Instruction: Give back the records below exactly, every one, with no pictures.

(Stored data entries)
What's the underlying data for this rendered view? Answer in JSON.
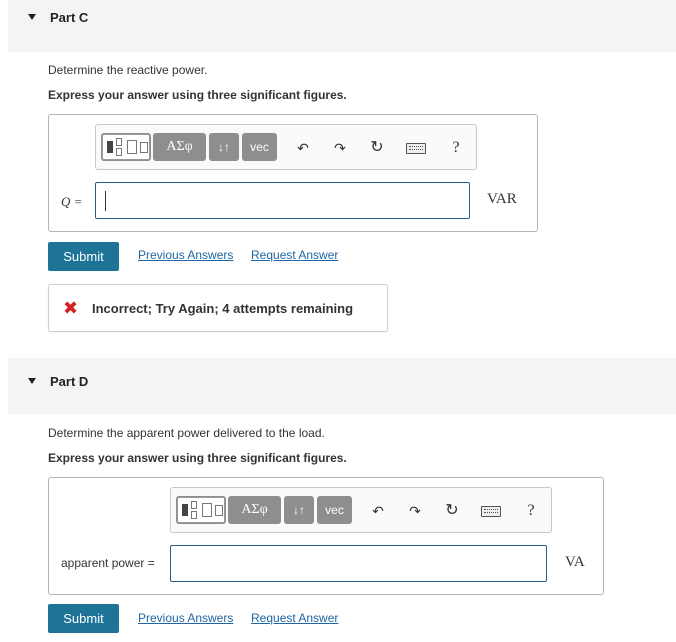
{
  "part_c": {
    "title": "Part C",
    "question": "Determine the reactive power.",
    "instruction": "Express your answer using three significant figures.",
    "toolbar": {
      "template_icons": "templates-icon",
      "greek_label": "ΑΣφ",
      "sort_label": "↓↑",
      "vec_label": "vec",
      "undo_icon": "↶",
      "redo_icon": "↷",
      "reset_icon": "↻",
      "keyboard_icon": "keyboard",
      "help_label": "?"
    },
    "variable_label": "Q =",
    "input_value": "",
    "unit": "VAR",
    "submit_label": "Submit",
    "previous_answers_label": "Previous Answers",
    "request_answer_label": "Request Answer",
    "feedback": {
      "icon": "✖",
      "text": "Incorrect; Try Again; 4 attempts remaining"
    }
  },
  "part_d": {
    "title": "Part D",
    "question": "Determine the apparent power delivered to the load.",
    "instruction": "Express your answer using three significant figures.",
    "toolbar": {
      "template_icons": "templates-icon",
      "greek_label": "ΑΣφ",
      "sort_label": "↓↑",
      "vec_label": "vec",
      "undo_icon": "↶",
      "redo_icon": "↷",
      "reset_icon": "↻",
      "keyboard_icon": "keyboard",
      "help_label": "?"
    },
    "variable_label": "apparent power =",
    "input_value": "",
    "unit": "VA",
    "submit_label": "Submit",
    "previous_answers_label": "Previous Answers",
    "request_answer_label": "Request Answer"
  },
  "colors": {
    "header_bg": "#f4f4f4",
    "submit_bg": "#1e7497",
    "link": "#1e66a4",
    "error": "#d42323",
    "input_border": "#2a5d84"
  }
}
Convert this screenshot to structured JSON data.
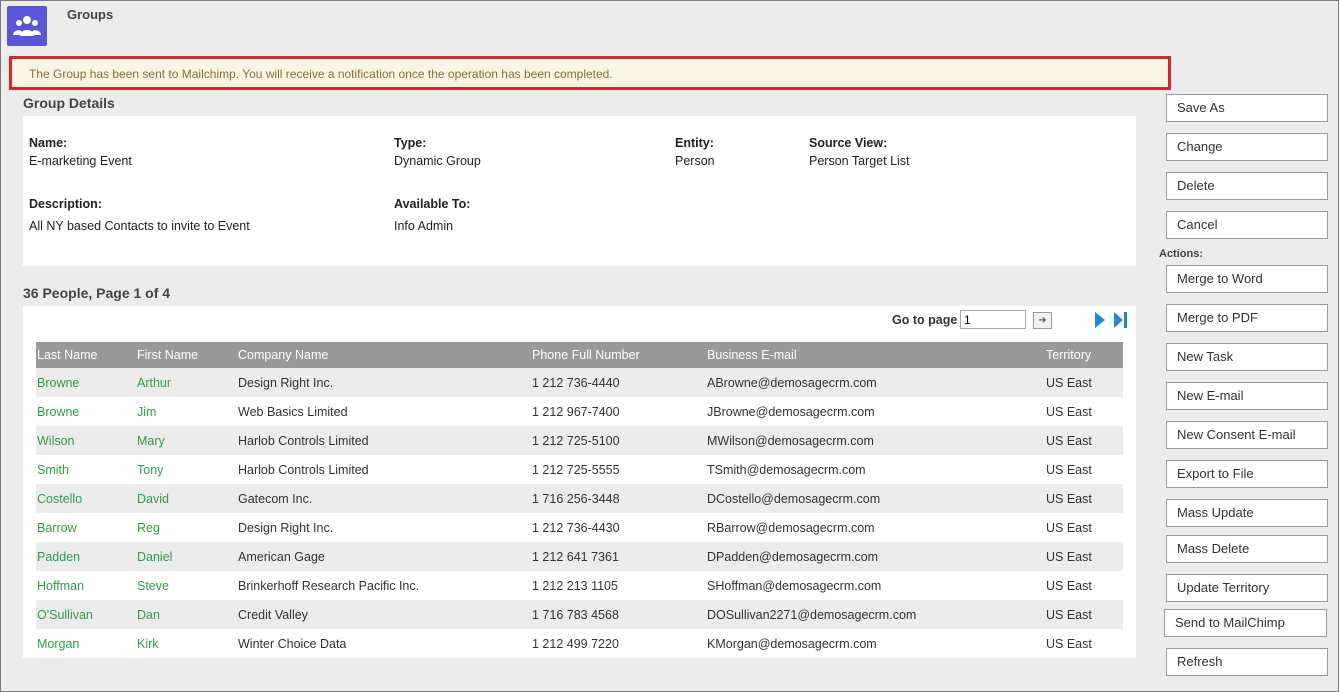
{
  "header": {
    "title": "Groups",
    "icon": "group-people-icon",
    "icon_color": "#5856d6"
  },
  "notice": {
    "text": "The Group has been sent to Mailchimp. You will receive a notification once the operation has been completed.",
    "border_color": "#d9232e"
  },
  "details": {
    "section_title": "Group Details",
    "name_label": "Name:",
    "name_value": "E-marketing Event",
    "type_label": "Type:",
    "type_value": "Dynamic Group",
    "entity_label": "Entity:",
    "entity_value": "Person",
    "source_label": "Source View:",
    "source_value": "Person Target List",
    "description_label": "Description:",
    "description_value": "All NY based Contacts to invite to Event",
    "available_label": "Available To:",
    "available_value": "Info Admin"
  },
  "list": {
    "section_title": "36 People, Page 1 of 4",
    "goto_label": "Go to page",
    "goto_value": "1",
    "columns": [
      "Last Name",
      "First Name",
      "Company Name",
      "Phone Full Number",
      "Business E-mail",
      "Territory"
    ],
    "rows": [
      [
        "Browne",
        "Arthur",
        "Design Right Inc.",
        "1 212 736-4440",
        "ABrowne@demosagecrm.com",
        "US East"
      ],
      [
        "Browne",
        "Jim",
        "Web Basics Limited",
        "1 212 967-7400",
        "JBrowne@demosagecrm.com",
        "US East"
      ],
      [
        "Wilson",
        "Mary",
        "Harlob Controls Limited",
        "1 212 725-5100",
        "MWilson@demosagecrm.com",
        "US East"
      ],
      [
        "Smith",
        "Tony",
        "Harlob Controls Limited",
        "1 212 725-5555",
        "TSmith@demosagecrm.com",
        "US East"
      ],
      [
        "Costello",
        "David",
        "Gatecom Inc.",
        "1 716 256-3448",
        "DCostello@demosagecrm.com",
        "US East"
      ],
      [
        "Barrow",
        "Reg",
        "Design Right Inc.",
        "1 212 736-4430",
        "RBarrow@demosagecrm.com",
        "US East"
      ],
      [
        "Padden",
        "Daniel",
        "American Gage",
        "1 212 641 7361",
        "DPadden@demosagecrm.com",
        "US East"
      ],
      [
        "Hoffman",
        "Steve",
        "Brinkerhoff Research Pacific Inc.",
        "1 212 213 1105",
        "SHoffman@demosagecrm.com",
        "US East"
      ],
      [
        "O'Sullivan",
        "Dan",
        "Credit Valley",
        "1 716 783 4568",
        "DOSullivan2271@demosagecrm.com",
        "US East"
      ],
      [
        "Morgan",
        "Kirk",
        "Winter Choice Data",
        "1 212 499 7220",
        "KMorgan@demosagecrm.com",
        "US East"
      ]
    ]
  },
  "buttons": {
    "save_as": "Save As",
    "change": "Change",
    "delete": "Delete",
    "cancel": "Cancel",
    "actions_label": "Actions:",
    "merge_word": "Merge to Word",
    "merge_pdf": "Merge to PDF",
    "new_task": "New Task",
    "new_email": "New E-mail",
    "new_consent_email": "New Consent E-mail",
    "export_file": "Export to File",
    "mass_update": "Mass Update",
    "mass_delete": "Mass Delete",
    "update_territory": "Update Territory",
    "send_mailchimp": "Send to MailChimp",
    "refresh": "Refresh"
  },
  "colors": {
    "link_green": "#2f9e44",
    "pager_blue": "#1e88d6",
    "header_gray": "#999999"
  }
}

Full answer:
What's the underlying data for this rendered view? Answer in JSON.
{
  "part_c": {
    "title": "Part C",
    "question": "Determine the reactive power.",
    "instruction": "Express your answer using three significant figures.",
    "toolbar": {
      "template_icons": "templates-icon",
      "greek_label": "ΑΣφ",
      "sort_label": "↓↑",
      "vec_label": "vec",
      "undo_icon": "↶",
      "redo_icon": "↷",
      "reset_icon": "↻",
      "keyboard_icon": "keyboard",
      "help_label": "?"
    },
    "variable_label": "Q =",
    "input_value": "",
    "unit": "VAR",
    "submit_label": "Submit",
    "previous_answers_label": "Previous Answers",
    "request_answer_label": "Request Answer",
    "feedback": {
      "icon": "✖",
      "text": "Incorrect; Try Again; 4 attempts remaining"
    }
  },
  "part_d": {
    "title": "Part D",
    "question": "Determine the apparent power delivered to the load.",
    "instruction": "Express your answer using three significant figures.",
    "toolbar": {
      "template_icons": "templates-icon",
      "greek_label": "ΑΣφ",
      "sort_label": "↓↑",
      "vec_label": "vec",
      "undo_icon": "↶",
      "redo_icon": "↷",
      "reset_icon": "↻",
      "keyboard_icon": "keyboard",
      "help_label": "?"
    },
    "variable_label": "apparent power =",
    "input_value": "",
    "unit": "VA",
    "submit_label": "Submit",
    "previous_answers_label": "Previous Answers",
    "request_answer_label": "Request Answer"
  },
  "colors": {
    "header_bg": "#f4f4f4",
    "submit_bg": "#1e7497",
    "link": "#1e66a4",
    "error": "#d42323",
    "input_border": "#2a5d84"
  }
}
Convert this screenshot to structured JSON data.
{
  "header": {
    "title": "Groups",
    "icon": "group-people-icon",
    "icon_color": "#5856d6"
  },
  "notice": {
    "text": "The Group has been sent to Mailchimp. You will receive a notification once the operation has been completed.",
    "border_color": "#d9232e"
  },
  "details": {
    "section_title": "Group Details",
    "name_label": "Name:",
    "name_value": "E-marketing Event",
    "type_label": "Type:",
    "type_value": "Dynamic Group",
    "entity_label": "Entity:",
    "entity_value": "Person",
    "source_label": "Source View:",
    "source_value": "Person Target List",
    "description_label": "Description:",
    "description_value": "All NY based Contacts to invite to Event",
    "available_label": "Available To:",
    "available_value": "Info Admin"
  },
  "list": {
    "section_title": "36 People, Page 1 of 4",
    "goto_label": "Go to page",
    "goto_value": "1",
    "columns": [
      "Last Name",
      "First Name",
      "Company Name",
      "Phone Full Number",
      "Business E-mail",
      "Territory"
    ],
    "rows": [
      [
        "Browne",
        "Arthur",
        "Design Right Inc.",
        "1 212 736-4440",
        "ABrowne@demosagecrm.com",
        "US East"
      ],
      [
        "Browne",
        "Jim",
        "Web Basics Limited",
        "1 212 967-7400",
        "JBrowne@demosagecrm.com",
        "US East"
      ],
      [
        "Wilson",
        "Mary",
        "Harlob Controls Limited",
        "1 212 725-5100",
        "MWilson@demosagecrm.com",
        "US East"
      ],
      [
        "Smith",
        "Tony",
        "Harlob Controls Limited",
        "1 212 725-5555",
        "TSmith@demosagecrm.com",
        "US East"
      ],
      [
        "Costello",
        "David",
        "Gatecom Inc.",
        "1 716 256-3448",
        "DCostello@demosagecrm.com",
        "US East"
      ],
      [
        "Barrow",
        "Reg",
        "Design Right Inc.",
        "1 212 736-4430",
        "RBarrow@demosagecrm.com",
        "US East"
      ],
      [
        "Padden",
        "Daniel",
        "American Gage",
        "1 212 641 7361",
        "DPadden@demosagecrm.com",
        "US East"
      ],
      [
        "Hoffman",
        "Steve",
        "Brinkerhoff Research Pacific Inc.",
        "1 212 213 1105",
        "SHoffman@demosagecrm.com",
        "US East"
      ],
      [
        "O'Sullivan",
        "Dan",
        "Credit Valley",
        "1 716 783 4568",
        "DOSullivan2271@demosagecrm.com",
        "US East"
      ],
      [
        "Morgan",
        "Kirk",
        "Winter Choice Data",
        "1 212 499 7220",
        "KMorgan@demosagecrm.com",
        "US East"
      ]
    ]
  },
  "buttons": {
    "save_as": "Save As",
    "change": "Change",
    "delete": "Delete",
    "cancel": "Cancel",
    "actions_label": "Actions:",
    "merge_word": "Merge to Word",
    "merge_pdf": "Merge to PDF",
    "new_task": "New Task",
    "new_email": "New E-mail",
    "new_consent_email": "New Consent E-mail",
    "export_file": "Export to File",
    "mass_update": "Mass Update",
    "mass_delete": "Mass Delete",
    "update_territory": "Update Territory",
    "send_mailchimp": "Send to MailChimp",
    "refresh": "Refresh"
  },
  "colors": {
    "link_green": "#2f9e44",
    "pager_blue": "#1e88d6",
    "header_gray": "#999999"
  }
}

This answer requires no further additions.